Data records
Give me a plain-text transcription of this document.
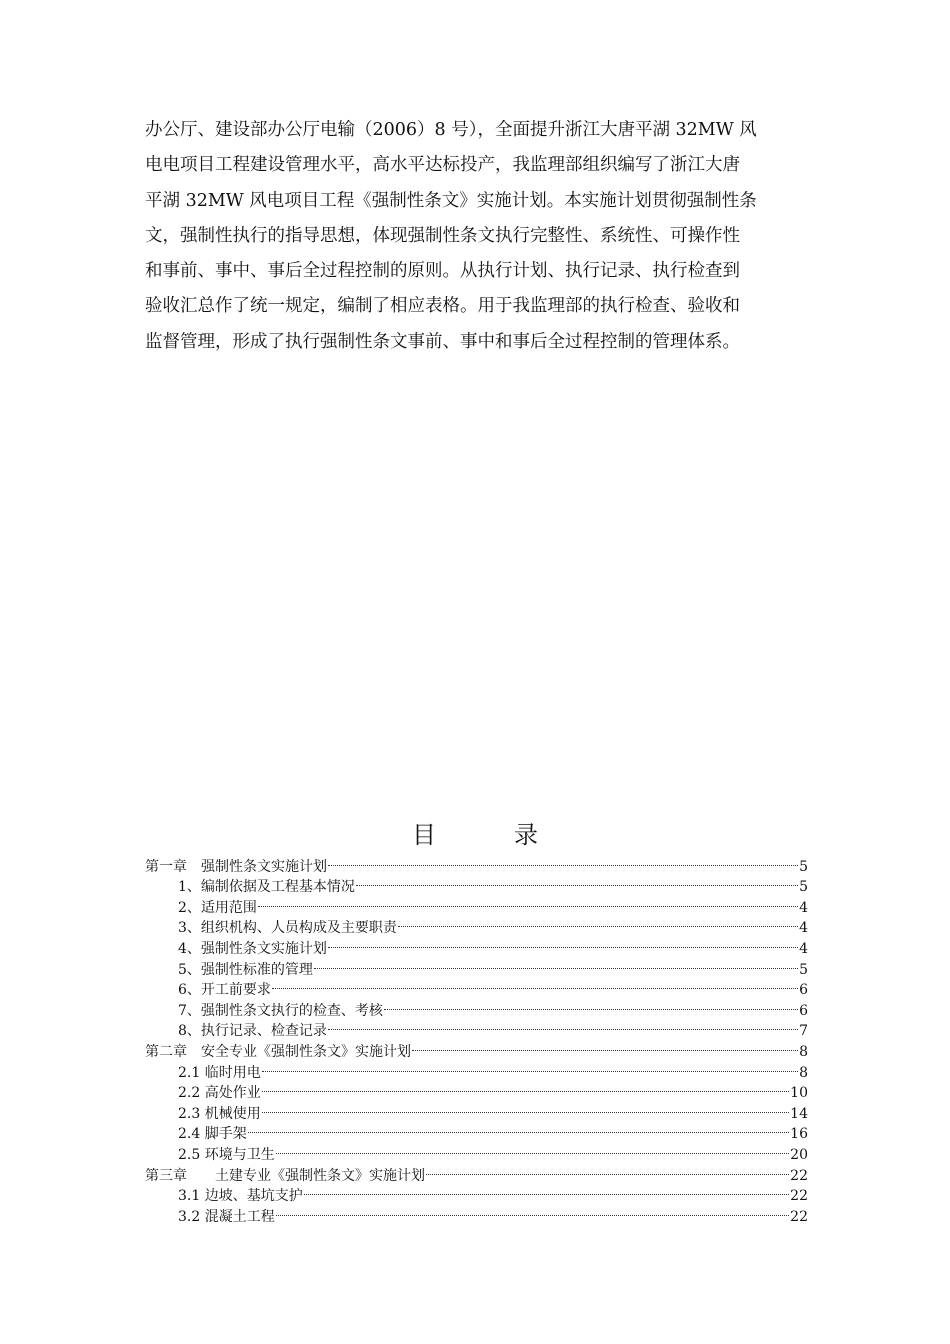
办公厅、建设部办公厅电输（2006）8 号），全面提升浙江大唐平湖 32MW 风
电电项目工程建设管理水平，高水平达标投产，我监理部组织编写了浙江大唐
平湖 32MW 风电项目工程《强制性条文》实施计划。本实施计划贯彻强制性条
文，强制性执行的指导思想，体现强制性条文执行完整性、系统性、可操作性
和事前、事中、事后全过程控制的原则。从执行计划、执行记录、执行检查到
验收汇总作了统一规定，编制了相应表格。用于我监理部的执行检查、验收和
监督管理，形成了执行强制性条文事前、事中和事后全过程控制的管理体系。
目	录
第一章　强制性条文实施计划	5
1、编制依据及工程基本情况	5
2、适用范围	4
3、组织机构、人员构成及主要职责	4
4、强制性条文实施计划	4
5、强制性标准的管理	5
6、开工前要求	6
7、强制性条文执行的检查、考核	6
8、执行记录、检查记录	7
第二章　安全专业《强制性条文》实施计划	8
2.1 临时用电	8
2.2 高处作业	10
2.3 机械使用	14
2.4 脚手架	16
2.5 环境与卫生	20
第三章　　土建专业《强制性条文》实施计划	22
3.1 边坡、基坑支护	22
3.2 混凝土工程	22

...

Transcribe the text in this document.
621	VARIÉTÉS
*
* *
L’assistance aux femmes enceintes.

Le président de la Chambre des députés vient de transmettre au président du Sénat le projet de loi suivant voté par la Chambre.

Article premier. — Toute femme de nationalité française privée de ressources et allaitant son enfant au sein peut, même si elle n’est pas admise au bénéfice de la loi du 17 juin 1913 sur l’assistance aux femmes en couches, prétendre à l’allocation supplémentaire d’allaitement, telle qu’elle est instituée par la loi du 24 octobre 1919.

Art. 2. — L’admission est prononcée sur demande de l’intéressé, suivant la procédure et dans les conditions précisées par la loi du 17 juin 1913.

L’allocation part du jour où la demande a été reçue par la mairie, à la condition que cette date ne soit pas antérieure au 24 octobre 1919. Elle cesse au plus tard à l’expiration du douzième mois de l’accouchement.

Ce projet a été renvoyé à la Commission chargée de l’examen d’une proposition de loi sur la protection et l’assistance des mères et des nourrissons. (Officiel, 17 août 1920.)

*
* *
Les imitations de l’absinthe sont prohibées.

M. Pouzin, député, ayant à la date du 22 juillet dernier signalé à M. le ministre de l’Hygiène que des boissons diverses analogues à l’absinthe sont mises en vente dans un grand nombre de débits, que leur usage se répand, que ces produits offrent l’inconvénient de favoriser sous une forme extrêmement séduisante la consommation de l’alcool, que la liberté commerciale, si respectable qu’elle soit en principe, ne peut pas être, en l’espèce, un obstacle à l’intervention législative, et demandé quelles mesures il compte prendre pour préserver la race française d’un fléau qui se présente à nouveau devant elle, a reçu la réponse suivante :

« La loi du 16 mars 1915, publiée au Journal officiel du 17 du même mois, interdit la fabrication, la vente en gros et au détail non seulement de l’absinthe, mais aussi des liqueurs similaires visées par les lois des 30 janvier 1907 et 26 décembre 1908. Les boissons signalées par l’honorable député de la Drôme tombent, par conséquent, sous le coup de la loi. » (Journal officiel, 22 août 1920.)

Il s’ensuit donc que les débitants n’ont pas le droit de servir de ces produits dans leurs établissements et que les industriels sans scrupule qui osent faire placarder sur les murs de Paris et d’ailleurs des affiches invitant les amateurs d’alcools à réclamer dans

...

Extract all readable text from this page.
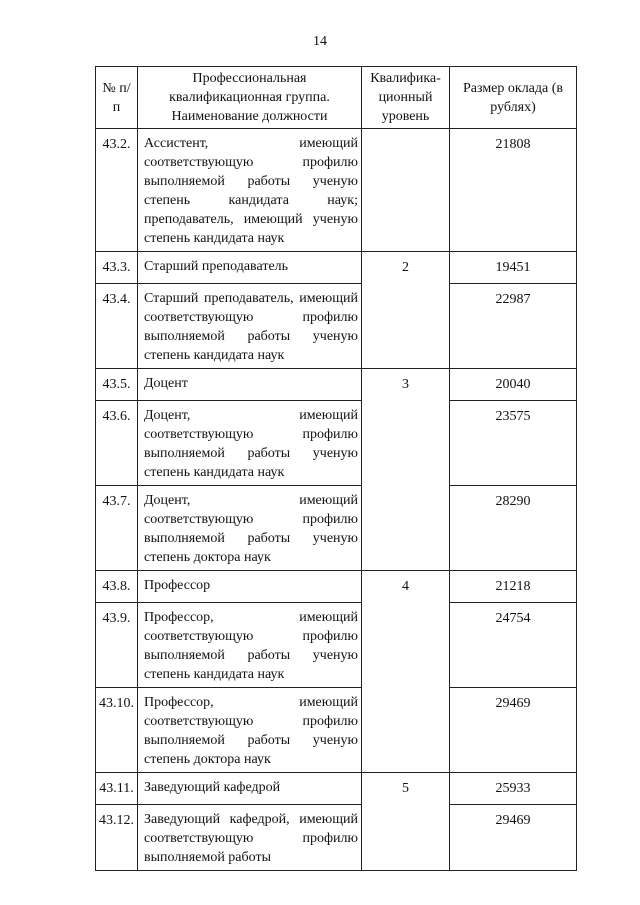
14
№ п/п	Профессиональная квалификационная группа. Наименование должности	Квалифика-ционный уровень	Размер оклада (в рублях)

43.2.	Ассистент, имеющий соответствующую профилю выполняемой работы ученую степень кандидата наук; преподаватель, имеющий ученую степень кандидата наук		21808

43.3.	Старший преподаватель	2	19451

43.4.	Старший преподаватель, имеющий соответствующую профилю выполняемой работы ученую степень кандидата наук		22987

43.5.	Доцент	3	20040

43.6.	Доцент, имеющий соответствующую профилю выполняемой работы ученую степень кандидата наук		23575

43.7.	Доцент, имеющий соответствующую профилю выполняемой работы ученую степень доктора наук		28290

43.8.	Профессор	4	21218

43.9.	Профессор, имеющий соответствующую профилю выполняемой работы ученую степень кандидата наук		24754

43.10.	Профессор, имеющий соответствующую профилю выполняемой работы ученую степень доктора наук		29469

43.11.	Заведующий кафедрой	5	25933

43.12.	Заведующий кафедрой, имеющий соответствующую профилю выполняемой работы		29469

== AIM OF THE TASK ==
In the records above, locate each line with the word "document". Copy all such lines.

== THE ANSWER ==
Give me a plain-text transcription of this document.
Transcribe the text in this document.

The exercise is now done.